** start of DATA LINES **

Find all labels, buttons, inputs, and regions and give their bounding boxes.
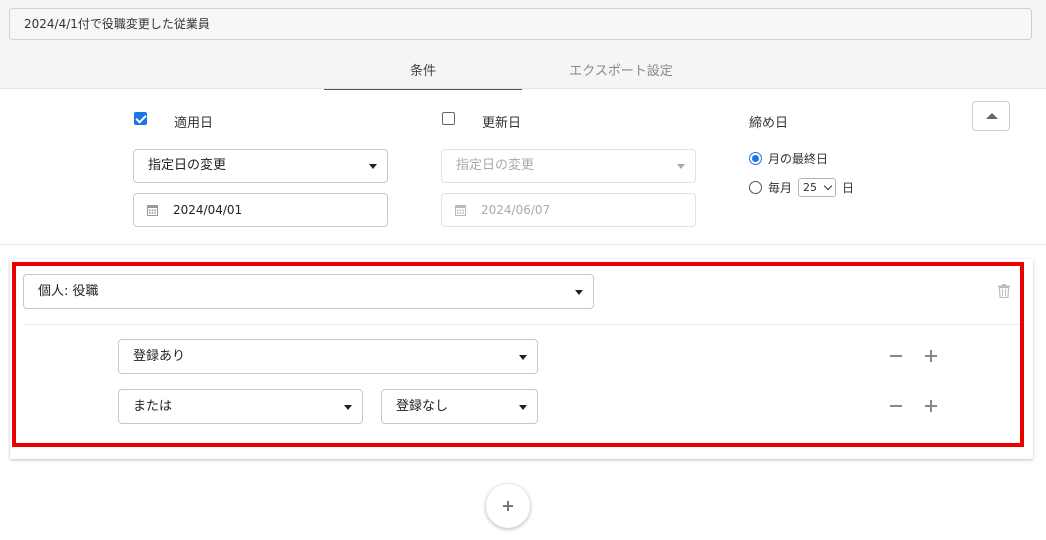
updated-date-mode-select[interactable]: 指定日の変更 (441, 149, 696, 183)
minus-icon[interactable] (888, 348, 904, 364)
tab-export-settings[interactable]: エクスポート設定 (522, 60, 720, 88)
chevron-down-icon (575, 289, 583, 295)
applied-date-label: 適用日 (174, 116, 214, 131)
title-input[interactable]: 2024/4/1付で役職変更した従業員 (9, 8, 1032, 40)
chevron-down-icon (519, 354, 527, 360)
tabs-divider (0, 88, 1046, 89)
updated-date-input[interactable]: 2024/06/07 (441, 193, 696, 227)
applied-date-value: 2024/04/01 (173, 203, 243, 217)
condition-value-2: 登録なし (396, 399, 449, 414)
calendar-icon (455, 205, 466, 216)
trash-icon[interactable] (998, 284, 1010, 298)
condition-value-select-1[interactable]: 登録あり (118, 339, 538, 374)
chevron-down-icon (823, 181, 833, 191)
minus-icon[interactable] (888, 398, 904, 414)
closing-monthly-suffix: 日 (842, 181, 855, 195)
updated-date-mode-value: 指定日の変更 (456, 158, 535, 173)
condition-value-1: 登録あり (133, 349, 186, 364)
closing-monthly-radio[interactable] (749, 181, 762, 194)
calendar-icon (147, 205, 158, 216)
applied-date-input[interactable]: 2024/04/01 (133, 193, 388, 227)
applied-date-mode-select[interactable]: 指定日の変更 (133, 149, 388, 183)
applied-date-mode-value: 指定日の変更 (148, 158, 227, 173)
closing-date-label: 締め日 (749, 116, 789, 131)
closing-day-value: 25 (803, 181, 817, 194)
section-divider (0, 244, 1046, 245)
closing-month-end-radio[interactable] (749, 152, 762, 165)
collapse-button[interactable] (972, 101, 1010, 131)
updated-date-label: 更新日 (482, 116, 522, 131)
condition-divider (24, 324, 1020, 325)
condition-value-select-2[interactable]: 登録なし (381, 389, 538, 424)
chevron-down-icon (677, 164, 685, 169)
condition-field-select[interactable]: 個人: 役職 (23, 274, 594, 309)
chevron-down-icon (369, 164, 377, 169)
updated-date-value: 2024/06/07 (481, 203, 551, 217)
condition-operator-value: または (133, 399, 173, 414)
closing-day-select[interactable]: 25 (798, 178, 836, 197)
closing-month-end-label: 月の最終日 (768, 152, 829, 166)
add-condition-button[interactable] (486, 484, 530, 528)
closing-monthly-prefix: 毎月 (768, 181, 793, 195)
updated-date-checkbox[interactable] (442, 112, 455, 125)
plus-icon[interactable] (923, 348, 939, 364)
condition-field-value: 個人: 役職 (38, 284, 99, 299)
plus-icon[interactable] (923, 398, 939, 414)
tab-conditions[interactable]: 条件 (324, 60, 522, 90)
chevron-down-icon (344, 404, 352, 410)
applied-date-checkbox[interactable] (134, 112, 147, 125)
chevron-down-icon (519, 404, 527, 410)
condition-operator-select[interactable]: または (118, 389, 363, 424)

** end of DATA LINES **

▶ WHAT THE EXERCISE ASKS:
List every line of the data above that contains the string "minus".

▶ RESULT OF THE EXERCISE:
minus-icon[interactable] (888, 348, 904, 364)
minus-icon[interactable] (888, 398, 904, 414)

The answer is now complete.